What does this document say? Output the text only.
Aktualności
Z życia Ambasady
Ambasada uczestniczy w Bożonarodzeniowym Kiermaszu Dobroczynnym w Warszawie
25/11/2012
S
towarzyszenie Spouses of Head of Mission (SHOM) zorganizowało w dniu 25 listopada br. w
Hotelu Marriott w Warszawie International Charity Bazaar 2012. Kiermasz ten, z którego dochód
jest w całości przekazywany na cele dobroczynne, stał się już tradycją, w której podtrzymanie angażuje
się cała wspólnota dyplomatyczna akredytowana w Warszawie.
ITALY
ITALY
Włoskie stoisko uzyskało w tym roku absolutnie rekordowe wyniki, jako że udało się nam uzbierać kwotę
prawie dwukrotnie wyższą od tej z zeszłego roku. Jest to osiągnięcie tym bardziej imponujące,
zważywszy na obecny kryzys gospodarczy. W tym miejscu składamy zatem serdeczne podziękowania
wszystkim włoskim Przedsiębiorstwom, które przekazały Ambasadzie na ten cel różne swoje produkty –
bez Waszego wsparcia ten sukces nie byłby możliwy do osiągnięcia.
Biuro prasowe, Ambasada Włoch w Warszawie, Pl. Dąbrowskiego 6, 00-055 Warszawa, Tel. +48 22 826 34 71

Request →
Pull out every line holding "roku" from the records above, and copy it.

Full response →
Włoskie stoisko uzyskało w tym roku absolutnie rekordowe wyniki, jako że udało się nam uzbierać kwotę
prawie dwukrotnie wyższą od tej z zeszłego roku. Jest to osiągnięcie tym bardziej imponujące,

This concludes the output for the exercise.